STATED EXERCISE: Reproduce the material exactly, omitting nothing.

RECORDS SHOWN:

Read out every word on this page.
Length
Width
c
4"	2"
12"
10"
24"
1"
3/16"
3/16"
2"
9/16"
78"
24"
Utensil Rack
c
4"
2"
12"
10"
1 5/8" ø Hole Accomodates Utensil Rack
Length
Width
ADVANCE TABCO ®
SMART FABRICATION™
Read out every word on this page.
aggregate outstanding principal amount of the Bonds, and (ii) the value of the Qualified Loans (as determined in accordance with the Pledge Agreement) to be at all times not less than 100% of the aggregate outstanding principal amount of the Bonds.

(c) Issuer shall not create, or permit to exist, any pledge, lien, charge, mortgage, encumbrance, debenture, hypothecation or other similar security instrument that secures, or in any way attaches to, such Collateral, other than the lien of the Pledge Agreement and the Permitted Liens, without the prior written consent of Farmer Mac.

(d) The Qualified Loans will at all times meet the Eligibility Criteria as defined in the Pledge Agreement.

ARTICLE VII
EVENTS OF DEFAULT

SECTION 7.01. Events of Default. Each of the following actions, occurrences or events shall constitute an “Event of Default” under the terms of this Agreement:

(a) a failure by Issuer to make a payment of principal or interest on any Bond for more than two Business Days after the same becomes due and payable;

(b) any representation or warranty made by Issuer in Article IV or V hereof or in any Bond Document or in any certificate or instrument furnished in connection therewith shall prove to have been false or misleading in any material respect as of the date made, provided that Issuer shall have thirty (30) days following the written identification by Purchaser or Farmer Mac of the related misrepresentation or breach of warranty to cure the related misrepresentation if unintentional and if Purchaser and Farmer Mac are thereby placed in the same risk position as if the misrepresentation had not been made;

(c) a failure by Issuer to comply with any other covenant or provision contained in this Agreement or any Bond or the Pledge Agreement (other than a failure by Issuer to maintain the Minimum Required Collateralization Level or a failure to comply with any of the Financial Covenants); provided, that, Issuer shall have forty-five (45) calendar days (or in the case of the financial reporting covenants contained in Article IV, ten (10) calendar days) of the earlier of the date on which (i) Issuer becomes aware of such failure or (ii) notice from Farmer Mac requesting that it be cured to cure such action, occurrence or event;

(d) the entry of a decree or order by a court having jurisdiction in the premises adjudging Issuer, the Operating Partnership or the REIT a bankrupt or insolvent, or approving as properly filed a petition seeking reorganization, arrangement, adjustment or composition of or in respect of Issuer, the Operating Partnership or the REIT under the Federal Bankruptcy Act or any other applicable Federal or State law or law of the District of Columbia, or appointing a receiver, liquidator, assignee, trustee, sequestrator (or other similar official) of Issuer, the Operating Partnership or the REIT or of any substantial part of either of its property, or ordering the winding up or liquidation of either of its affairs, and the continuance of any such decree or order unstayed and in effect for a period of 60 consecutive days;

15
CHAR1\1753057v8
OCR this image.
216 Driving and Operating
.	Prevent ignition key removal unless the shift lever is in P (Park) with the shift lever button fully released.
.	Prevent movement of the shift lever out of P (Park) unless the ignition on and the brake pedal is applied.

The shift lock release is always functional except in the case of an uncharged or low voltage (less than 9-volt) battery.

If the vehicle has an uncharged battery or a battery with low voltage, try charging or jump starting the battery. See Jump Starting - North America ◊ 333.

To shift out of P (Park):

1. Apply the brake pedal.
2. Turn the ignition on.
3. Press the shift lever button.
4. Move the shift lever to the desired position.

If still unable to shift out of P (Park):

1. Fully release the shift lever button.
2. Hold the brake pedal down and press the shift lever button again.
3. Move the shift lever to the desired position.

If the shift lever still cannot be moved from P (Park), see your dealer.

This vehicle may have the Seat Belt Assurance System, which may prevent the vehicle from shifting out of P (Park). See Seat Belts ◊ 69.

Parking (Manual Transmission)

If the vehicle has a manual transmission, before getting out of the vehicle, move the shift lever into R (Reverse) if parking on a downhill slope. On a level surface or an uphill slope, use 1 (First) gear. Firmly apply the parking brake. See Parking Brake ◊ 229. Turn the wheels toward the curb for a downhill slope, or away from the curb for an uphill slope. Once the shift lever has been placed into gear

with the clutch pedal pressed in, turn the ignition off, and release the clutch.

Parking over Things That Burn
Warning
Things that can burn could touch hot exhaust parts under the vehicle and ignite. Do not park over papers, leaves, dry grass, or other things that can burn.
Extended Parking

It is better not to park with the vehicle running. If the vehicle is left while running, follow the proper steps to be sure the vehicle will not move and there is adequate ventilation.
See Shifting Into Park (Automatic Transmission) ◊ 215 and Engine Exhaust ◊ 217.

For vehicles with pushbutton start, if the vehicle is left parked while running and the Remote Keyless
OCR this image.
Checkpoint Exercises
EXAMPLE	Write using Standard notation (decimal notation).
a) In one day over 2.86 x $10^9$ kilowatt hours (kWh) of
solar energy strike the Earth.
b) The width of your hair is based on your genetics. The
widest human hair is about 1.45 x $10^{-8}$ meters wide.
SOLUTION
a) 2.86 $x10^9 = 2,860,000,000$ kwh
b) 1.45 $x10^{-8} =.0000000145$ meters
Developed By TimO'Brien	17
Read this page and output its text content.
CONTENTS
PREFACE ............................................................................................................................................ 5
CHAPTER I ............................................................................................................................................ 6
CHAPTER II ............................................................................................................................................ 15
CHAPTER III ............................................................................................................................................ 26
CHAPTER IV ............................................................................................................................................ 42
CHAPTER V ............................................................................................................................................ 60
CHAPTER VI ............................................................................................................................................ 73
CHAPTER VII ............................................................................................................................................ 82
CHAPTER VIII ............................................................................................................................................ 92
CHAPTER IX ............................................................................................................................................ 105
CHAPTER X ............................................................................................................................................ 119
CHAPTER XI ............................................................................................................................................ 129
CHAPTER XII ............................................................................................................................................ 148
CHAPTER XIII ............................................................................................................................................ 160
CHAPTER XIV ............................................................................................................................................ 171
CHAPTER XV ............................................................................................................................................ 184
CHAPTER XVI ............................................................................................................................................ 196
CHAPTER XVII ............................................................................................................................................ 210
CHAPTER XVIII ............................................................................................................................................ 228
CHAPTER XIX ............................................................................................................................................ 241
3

THE RESULT:
Read out every word on this page.
Length
Width
c
4"	2"
12"
10"
24"
1"
3/16"
3/16"
2"
9/16"
78"
24"
Utensil Rack
c
4"
2"
12"
10"
1 5/8" ø Hole Accomodates Utensil Rack
Length
Width
ADVANCE TABCO ®
SMART FABRICATION™
Read out every word on this page.
aggregate outstanding principal amount of the Bonds, and (ii) the value of the Qualified Loans (as determined in accordance with the Pledge Agreement) to be at all times not less than 100% of the aggregate outstanding principal amount of the Bonds.

(c) Issuer shall not create, or permit to exist, any pledge, lien, charge, mortgage, encumbrance, debenture, hypothecation or other similar security instrument that secures, or in any way attaches to, such Collateral, other than the lien of the Pledge Agreement and the Permitted Liens, without the prior written consent of Farmer Mac.

(d) The Qualified Loans will at all times meet the Eligibility Criteria as defined in the Pledge Agreement.

ARTICLE VII
EVENTS OF DEFAULT

SECTION 7.01. Events of Default. Each of the following actions, occurrences or events shall constitute an “Event of Default” under the terms of this Agreement:

(a) a failure by Issuer to make a payment of principal or interest on any Bond for more than two Business Days after the same becomes due and payable;

(b) any representation or warranty made by Issuer in Article IV or V hereof or in any Bond Document or in any certificate or instrument furnished in connection therewith shall prove to have been false or misleading in any material respect as of the date made, provided that Issuer shall have thirty (30) days following the written identification by Purchaser or Farmer Mac of the related misrepresentation or breach of warranty to cure the related misrepresentation if unintentional and if Purchaser and Farmer Mac are thereby placed in the same risk position as if the misrepresentation had not been made;

(c) a failure by Issuer to comply with any other covenant or provision contained in this Agreement or any Bond or the Pledge Agreement (other than a failure by Issuer to maintain the Minimum Required Collateralization Level or a failure to comply with any of the Financial Covenants); provided, that, Issuer shall have forty-five (45) calendar days (or in the case of the financial reporting covenants contained in Article IV, ten (10) calendar days) of the earlier of the date on which (i) Issuer becomes aware of such failure or (ii) notice from Farmer Mac requesting that it be cured to cure such action, occurrence or event;

(d) the entry of a decree or order by a court having jurisdiction in the premises adjudging Issuer, the Operating Partnership or the REIT a bankrupt or insolvent, or approving as properly filed a petition seeking reorganization, arrangement, adjustment or composition of or in respect of Issuer, the Operating Partnership or the REIT under the Federal Bankruptcy Act or any other applicable Federal or State law or law of the District of Columbia, or appointing a receiver, liquidator, assignee, trustee, sequestrator (or other similar official) of Issuer, the Operating Partnership or the REIT or of any substantial part of either of its property, or ordering the winding up or liquidation of either of its affairs, and the continuance of any such decree or order unstayed and in effect for a period of 60 consecutive days;

15
CHAR1\1753057v8
OCR this image.
216 Driving and Operating
.	Prevent ignition key removal unless the shift lever is in P (Park) with the shift lever button fully released.
.	Prevent movement of the shift lever out of P (Park) unless the ignition on and the brake pedal is applied.

The shift lock release is always functional except in the case of an uncharged or low voltage (less than 9-volt) battery.

If the vehicle has an uncharged battery or a battery with low voltage, try charging or jump starting the battery. See Jump Starting - North America ◊ 333.

To shift out of P (Park):

1. Apply the brake pedal.
2. Turn the ignition on.
3. Press the shift lever button.
4. Move the shift lever to the desired position.

If still unable to shift out of P (Park):

1. Fully release the shift lever button.
2. Hold the brake pedal down and press the shift lever button again.
3. Move the shift lever to the desired position.

If the shift lever still cannot be moved from P (Park), see your dealer.

This vehicle may have the Seat Belt Assurance System, which may prevent the vehicle from shifting out of P (Park). See Seat Belts ◊ 69.

Parking (Manual Transmission)

If the vehicle has a manual transmission, before getting out of the vehicle, move the shift lever into R (Reverse) if parking on a downhill slope. On a level surface or an uphill slope, use 1 (First) gear. Firmly apply the parking brake. See Parking Brake ◊ 229. Turn the wheels toward the curb for a downhill slope, or away from the curb for an uphill slope. Once the shift lever has been placed into gear

with the clutch pedal pressed in, turn the ignition off, and release the clutch.

Parking over Things That Burn
Warning
Things that can burn could touch hot exhaust parts under the vehicle and ignite. Do not park over papers, leaves, dry grass, or other things that can burn.
Extended Parking

It is better not to park with the vehicle running. If the vehicle is left while running, follow the proper steps to be sure the vehicle will not move and there is adequate ventilation.
See Shifting Into Park (Automatic Transmission) ◊ 215 and Engine Exhaust ◊ 217.

For vehicles with pushbutton start, if the vehicle is left parked while running and the Remote Keyless
OCR this image.
Checkpoint Exercises
EXAMPLE	Write using Standard notation (decimal notation).
a) In one day over 2.86 x $10^9$ kilowatt hours (kWh) of
solar energy strike the Earth.
b) The width of your hair is based on your genetics. The
widest human hair is about 1.45 x $10^{-8}$ meters wide.
SOLUTION
a) 2.86 $x10^9 = 2,860,000,000$ kwh
b) 1.45 $x10^{-8} =.0000000145$ meters
Developed By TimO'Brien	17
Read this page and output its text content.
CONTENTS
PREFACE ............................................................................................................................................ 5
CHAPTER I ............................................................................................................................................ 6
CHAPTER II ............................................................................................................................................ 15
CHAPTER III ............................................................................................................................................ 26
CHAPTER IV ............................................................................................................................................ 42
CHAPTER V ............................................................................................................................................ 60
CHAPTER VI ............................................................................................................................................ 73
CHAPTER VII ............................................................................................................................................ 82
CHAPTER VIII ............................................................................................................................................ 92
CHAPTER IX ............................................................................................................................................ 105
CHAPTER X ............................................................................................................................................ 119
CHAPTER XI ............................................................................................................................................ 129
CHAPTER XII ............................................................................................................................................ 148
CHAPTER XIII ............................................................................................................................................ 160
CHAPTER XIV ............................................................................................................................................ 171
CHAPTER XV ............................................................................................................................................ 184
CHAPTER XVI ............................................................................................................................................ 196
CHAPTER XVII ............................................................................................................................................ 210
CHAPTER XVIII ............................................................................................................................................ 228
CHAPTER XIX ............................................................................................................................................ 241
3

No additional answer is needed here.